• WHAT TO WORK ON
Where a line in the listing below contains the word "trainees", copy that line.

** START OF RECORDS SHOWN **

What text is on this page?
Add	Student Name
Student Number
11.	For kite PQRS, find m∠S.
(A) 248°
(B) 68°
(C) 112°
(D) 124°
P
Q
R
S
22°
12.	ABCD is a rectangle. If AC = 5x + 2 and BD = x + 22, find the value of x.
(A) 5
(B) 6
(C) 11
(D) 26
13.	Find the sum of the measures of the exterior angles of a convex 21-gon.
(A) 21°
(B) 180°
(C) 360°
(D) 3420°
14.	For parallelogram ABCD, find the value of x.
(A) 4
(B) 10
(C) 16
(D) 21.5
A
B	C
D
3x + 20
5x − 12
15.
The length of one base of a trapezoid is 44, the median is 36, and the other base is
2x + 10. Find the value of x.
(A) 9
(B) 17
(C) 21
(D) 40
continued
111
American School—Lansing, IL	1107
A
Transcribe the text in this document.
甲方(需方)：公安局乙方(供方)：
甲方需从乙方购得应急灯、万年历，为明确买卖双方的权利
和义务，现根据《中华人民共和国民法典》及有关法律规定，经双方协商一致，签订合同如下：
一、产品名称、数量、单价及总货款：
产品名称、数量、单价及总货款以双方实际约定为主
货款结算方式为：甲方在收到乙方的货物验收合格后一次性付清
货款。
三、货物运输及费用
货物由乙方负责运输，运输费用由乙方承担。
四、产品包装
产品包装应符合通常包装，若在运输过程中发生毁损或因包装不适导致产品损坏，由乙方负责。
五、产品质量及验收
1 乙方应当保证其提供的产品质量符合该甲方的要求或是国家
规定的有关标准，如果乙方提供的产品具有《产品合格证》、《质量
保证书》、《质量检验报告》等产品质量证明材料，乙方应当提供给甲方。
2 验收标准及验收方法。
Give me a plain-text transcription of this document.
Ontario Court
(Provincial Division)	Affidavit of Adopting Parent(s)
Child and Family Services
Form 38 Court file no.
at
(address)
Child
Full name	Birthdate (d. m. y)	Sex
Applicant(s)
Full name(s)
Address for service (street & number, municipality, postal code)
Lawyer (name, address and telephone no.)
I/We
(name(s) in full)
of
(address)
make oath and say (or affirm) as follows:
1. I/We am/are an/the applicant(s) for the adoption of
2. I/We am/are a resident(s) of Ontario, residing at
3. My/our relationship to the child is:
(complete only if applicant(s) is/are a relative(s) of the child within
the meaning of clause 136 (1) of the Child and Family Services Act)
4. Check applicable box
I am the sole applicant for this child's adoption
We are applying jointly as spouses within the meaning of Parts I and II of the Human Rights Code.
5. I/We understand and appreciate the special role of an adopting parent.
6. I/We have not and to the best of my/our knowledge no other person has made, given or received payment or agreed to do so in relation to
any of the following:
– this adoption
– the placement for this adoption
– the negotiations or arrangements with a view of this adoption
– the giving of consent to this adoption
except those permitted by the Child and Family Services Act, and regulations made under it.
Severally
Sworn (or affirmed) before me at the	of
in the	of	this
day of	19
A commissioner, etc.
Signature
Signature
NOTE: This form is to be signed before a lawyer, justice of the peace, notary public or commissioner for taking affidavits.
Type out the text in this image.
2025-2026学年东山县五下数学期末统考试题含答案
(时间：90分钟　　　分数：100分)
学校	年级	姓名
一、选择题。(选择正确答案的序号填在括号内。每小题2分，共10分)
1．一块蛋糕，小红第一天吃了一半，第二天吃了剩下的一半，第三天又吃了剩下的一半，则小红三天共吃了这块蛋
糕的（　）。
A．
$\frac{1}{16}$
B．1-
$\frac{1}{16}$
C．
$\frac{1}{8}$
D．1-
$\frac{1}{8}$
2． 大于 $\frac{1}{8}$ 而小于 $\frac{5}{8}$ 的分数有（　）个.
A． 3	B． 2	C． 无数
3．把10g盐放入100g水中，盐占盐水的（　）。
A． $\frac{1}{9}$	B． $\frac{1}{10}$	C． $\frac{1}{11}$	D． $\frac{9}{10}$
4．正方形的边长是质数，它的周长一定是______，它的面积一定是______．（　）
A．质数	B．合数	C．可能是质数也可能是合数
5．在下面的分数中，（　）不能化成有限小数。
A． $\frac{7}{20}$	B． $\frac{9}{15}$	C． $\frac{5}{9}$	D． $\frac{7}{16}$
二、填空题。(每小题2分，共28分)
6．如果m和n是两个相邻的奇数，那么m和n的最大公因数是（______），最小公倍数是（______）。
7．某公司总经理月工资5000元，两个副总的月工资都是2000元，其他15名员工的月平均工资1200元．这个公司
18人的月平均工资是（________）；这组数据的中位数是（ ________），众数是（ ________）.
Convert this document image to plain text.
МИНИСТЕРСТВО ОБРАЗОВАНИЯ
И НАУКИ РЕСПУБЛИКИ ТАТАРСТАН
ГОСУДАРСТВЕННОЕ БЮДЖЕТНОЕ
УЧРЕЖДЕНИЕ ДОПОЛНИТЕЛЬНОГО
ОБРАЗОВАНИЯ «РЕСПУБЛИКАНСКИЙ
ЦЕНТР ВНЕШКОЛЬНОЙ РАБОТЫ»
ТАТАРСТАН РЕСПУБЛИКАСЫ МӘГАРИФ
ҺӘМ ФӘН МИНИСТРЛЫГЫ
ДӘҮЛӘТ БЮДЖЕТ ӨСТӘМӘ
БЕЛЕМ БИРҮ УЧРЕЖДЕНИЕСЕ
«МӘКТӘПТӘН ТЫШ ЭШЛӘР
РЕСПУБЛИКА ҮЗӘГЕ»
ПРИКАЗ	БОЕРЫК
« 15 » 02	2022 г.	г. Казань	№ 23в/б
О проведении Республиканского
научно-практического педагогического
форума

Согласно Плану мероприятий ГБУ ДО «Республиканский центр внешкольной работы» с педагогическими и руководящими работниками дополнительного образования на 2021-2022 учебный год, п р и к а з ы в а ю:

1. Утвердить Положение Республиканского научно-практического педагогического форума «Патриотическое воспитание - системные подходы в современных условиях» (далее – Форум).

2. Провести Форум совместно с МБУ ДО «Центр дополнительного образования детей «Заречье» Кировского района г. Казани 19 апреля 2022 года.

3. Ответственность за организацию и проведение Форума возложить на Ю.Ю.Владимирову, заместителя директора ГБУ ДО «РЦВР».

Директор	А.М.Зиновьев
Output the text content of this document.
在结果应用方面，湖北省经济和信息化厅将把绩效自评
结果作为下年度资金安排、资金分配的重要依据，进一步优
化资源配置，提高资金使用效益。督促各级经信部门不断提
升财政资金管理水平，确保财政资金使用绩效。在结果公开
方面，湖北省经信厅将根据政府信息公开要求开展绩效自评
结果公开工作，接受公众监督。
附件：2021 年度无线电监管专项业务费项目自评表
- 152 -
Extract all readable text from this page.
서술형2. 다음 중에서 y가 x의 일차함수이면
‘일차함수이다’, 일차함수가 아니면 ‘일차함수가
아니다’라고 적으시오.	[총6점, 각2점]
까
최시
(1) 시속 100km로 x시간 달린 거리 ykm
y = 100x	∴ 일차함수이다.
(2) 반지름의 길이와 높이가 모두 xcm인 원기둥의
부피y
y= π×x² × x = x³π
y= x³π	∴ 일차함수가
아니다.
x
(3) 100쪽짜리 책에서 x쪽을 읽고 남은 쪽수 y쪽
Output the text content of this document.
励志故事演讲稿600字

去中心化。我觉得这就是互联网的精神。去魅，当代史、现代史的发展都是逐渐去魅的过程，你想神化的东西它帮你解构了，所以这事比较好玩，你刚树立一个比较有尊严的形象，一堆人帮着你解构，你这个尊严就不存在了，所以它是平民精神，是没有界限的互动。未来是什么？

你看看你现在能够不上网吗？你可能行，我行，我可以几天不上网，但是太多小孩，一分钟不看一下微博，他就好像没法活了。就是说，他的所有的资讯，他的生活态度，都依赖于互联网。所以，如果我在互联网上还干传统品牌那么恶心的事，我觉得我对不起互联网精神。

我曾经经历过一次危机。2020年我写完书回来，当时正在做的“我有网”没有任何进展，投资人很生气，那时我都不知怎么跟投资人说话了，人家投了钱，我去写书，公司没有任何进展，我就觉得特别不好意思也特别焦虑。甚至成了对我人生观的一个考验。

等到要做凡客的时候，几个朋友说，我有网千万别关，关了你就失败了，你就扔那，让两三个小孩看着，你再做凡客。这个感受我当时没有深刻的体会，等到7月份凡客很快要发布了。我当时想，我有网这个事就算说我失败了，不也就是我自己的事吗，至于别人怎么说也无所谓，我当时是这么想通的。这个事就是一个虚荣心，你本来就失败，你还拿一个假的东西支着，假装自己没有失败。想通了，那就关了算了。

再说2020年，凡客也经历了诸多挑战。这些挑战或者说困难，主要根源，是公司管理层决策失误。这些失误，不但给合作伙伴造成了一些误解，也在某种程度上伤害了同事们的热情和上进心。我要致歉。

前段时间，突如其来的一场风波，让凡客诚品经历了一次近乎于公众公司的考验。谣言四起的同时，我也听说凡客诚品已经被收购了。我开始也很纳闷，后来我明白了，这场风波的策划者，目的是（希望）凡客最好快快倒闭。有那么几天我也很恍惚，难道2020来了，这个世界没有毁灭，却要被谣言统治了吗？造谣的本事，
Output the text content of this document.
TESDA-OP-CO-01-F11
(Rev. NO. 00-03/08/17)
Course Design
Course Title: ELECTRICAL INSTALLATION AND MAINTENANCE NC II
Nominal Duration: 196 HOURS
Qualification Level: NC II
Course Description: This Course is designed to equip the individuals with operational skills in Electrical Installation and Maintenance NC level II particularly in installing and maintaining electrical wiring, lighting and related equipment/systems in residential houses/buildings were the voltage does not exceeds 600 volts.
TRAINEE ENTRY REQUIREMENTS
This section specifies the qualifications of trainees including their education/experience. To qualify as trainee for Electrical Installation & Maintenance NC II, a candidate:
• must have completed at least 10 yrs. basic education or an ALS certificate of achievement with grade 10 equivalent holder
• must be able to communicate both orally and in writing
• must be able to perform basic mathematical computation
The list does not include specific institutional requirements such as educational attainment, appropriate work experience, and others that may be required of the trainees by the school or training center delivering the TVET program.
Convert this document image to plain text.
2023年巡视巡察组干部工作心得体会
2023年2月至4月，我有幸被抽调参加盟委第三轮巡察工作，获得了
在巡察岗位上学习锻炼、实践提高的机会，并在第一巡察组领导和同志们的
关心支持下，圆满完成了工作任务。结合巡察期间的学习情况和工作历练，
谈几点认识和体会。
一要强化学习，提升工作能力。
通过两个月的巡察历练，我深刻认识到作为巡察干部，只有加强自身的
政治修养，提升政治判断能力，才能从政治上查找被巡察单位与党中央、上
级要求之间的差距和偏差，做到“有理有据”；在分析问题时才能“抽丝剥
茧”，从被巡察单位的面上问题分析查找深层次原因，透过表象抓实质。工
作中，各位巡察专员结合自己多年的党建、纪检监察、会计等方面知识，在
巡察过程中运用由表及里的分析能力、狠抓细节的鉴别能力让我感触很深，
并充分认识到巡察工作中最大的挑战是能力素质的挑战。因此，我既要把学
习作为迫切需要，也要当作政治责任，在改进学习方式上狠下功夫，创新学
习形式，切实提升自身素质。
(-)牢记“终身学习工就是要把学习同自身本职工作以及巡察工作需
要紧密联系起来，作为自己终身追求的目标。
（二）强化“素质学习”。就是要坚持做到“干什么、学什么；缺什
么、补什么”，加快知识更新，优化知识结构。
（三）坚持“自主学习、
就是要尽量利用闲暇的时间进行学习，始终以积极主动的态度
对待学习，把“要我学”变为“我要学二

** END OF RECORDS SHOWN **

• OUTPUT
This section specifies the qualifications of trainees including their education/experience. To qualify as trainee for Electrical Installation & Maintenance NC II, a candidate:
The list does not include specific institutional requirements such as educational attainment, appropriate work experience, and others that may be required of the trainees by the school or training center delivering the TVET program.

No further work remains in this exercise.